_The problem:_ In the entries below, change "bbox" to "bounding box" and write all the lines out again, leaving everything else the same.

_Stored records:_

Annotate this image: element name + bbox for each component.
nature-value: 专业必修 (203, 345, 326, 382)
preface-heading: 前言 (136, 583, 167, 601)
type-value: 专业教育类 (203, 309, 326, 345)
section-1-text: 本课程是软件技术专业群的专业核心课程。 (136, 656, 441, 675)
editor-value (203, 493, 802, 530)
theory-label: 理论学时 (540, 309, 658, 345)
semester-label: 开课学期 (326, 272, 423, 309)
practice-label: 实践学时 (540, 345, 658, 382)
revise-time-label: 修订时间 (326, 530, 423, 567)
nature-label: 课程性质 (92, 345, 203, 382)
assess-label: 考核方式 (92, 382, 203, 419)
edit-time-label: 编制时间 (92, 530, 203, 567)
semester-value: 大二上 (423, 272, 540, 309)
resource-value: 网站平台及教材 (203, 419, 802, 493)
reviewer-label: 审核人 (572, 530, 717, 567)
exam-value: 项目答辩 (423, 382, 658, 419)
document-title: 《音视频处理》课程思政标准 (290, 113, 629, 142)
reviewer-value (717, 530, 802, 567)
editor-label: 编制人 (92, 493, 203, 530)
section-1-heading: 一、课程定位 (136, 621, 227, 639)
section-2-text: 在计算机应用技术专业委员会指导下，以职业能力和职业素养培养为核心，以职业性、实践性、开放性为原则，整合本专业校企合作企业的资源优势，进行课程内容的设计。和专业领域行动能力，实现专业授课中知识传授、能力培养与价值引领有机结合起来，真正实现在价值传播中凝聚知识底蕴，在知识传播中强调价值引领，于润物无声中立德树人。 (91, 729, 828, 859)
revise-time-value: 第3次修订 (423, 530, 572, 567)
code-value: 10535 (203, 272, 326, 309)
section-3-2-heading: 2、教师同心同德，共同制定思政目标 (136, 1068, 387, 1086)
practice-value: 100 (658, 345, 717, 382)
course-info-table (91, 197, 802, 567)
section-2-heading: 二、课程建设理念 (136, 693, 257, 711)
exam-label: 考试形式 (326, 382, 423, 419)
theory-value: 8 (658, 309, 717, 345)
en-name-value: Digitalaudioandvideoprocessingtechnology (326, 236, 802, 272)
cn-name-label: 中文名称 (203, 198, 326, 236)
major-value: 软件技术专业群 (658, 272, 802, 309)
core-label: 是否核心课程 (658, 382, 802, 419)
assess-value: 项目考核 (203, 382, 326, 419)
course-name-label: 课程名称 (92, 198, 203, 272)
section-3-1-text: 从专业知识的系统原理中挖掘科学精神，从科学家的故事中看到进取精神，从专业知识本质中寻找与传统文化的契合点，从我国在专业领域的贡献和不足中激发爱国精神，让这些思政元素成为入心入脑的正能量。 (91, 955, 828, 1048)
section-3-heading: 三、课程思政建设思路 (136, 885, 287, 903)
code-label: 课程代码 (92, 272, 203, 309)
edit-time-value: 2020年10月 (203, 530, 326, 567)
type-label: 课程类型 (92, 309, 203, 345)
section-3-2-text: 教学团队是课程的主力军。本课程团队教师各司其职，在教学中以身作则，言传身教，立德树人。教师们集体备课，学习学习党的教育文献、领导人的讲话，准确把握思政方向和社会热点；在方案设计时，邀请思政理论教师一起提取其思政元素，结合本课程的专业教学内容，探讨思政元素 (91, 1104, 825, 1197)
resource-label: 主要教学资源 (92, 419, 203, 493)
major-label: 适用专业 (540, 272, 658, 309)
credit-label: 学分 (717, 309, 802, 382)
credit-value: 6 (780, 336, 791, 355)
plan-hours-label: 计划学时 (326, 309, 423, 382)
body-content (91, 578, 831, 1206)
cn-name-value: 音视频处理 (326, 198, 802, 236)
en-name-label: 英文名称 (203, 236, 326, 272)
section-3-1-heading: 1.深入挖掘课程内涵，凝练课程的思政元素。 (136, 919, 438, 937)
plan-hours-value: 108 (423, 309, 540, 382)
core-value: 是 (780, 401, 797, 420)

_Answer to this task:_
Annotate this image: element name + bounding box for each component.
nature-value: 专业必修 (203, 345, 326, 382)
preface-heading: 前言 (136, 583, 167, 601)
type-value: 专业教育类 (203, 309, 326, 345)
section-1-text: 本课程是软件技术专业群的专业核心课程。 (136, 656, 441, 675)
editor-value (203, 493, 802, 530)
theory-label: 理论学时 (540, 309, 658, 345)
semester-label: 开课学期 (326, 272, 423, 309)
practice-label: 实践学时 (540, 345, 658, 382)
revise-time-label: 修订时间 (326, 530, 423, 567)
nature-label: 课程性质 (92, 345, 203, 382)
assess-label: 考核方式 (92, 382, 203, 419)
edit-time-label: 编制时间 (92, 530, 203, 567)
semester-value: 大二上 (423, 272, 540, 309)
resource-value: 网站平台及教材 (203, 419, 802, 493)
reviewer-label: 审核人 (572, 530, 717, 567)
exam-value: 项目答辩 (423, 382, 658, 419)
document-title: 《音视频处理》课程思政标准 (290, 113, 629, 142)
reviewer-value (717, 530, 802, 567)
editor-label: 编制人 (92, 493, 203, 530)
section-1-heading: 一、课程定位 (136, 621, 227, 639)
section-2-text: 在计算机应用技术专业委员会指导下，以职业能力和职业素养培养为核心，以职业性、实践性、开放性为原则，整合本专业校企合作企业的资源优势，进行课程内容的设计。和专业领域行动能力，实现专业授课中知识传授、能力培养与价值引领有机结合起来，真正实现在价值传播中凝聚知识底蕴，在知识传播中强调价值引领，于润物无声中立德树人。 (91, 729, 828, 859)
revise-time-value: 第3次修订 (423, 530, 572, 567)
code-value: 10535 (203, 272, 326, 309)
section-3-2-heading: 2、教师同心同德，共同制定思政目标 (136, 1068, 387, 1086)
practice-value: 100 (658, 345, 717, 382)
course-info-table (91, 197, 802, 567)
section-2-heading: 二、课程建设理念 (136, 693, 257, 711)
exam-label: 考试形式 (326, 382, 423, 419)
theory-value: 8 (658, 309, 717, 345)
en-name-value: Digitalaudioandvideoprocessingtechnology (326, 236, 802, 272)
cn-name-label: 中文名称 (203, 198, 326, 236)
major-value: 软件技术专业群 (658, 272, 802, 309)
core-label: 是否核心课程 (658, 382, 802, 419)
assess-value: 项目考核 (203, 382, 326, 419)
course-name-label: 课程名称 (92, 198, 203, 272)
section-3-1-text: 从专业知识的系统原理中挖掘科学精神，从科学家的故事中看到进取精神，从专业知识本质中寻找与传统文化的契合点，从我国在专业领域的贡献和不足中激发爱国精神，让这些思政元素成为入心入脑的正能量。 (91, 955, 828, 1048)
section-3-heading: 三、课程思政建设思路 (136, 885, 287, 903)
code-label: 课程代码 (92, 272, 203, 309)
edit-time-value: 2020年10月 (203, 530, 326, 567)
type-label: 课程类型 (92, 309, 203, 345)
section-3-2-text: 教学团队是课程的主力军。本课程团队教师各司其职，在教学中以身作则，言传身教，立德树人。教师们集体备课，学习学习党的教育文献、领导人的讲话，准确把握思政方向和社会热点；在方案设计时，邀请思政理论教师一起提取其思政元素，结合本课程的专业教学内容，探讨思政元素 (91, 1104, 825, 1197)
resource-label: 主要教学资源 (92, 419, 203, 493)
major-label: 适用专业 (540, 272, 658, 309)
credit-label: 学分 (717, 309, 802, 382)
credit-value: 6 (780, 336, 791, 355)
plan-hours-label: 计划学时 (326, 309, 423, 382)
body-content (91, 578, 831, 1206)
cn-name-value: 音视频处理 (326, 198, 802, 236)
en-name-label: 英文名称 (203, 236, 326, 272)
section-3-1-heading: 1.深入挖掘课程内涵，凝练课程的思政元素。 (136, 919, 438, 937)
plan-hours-value: 108 (423, 309, 540, 382)
core-value: 是 (780, 401, 797, 420)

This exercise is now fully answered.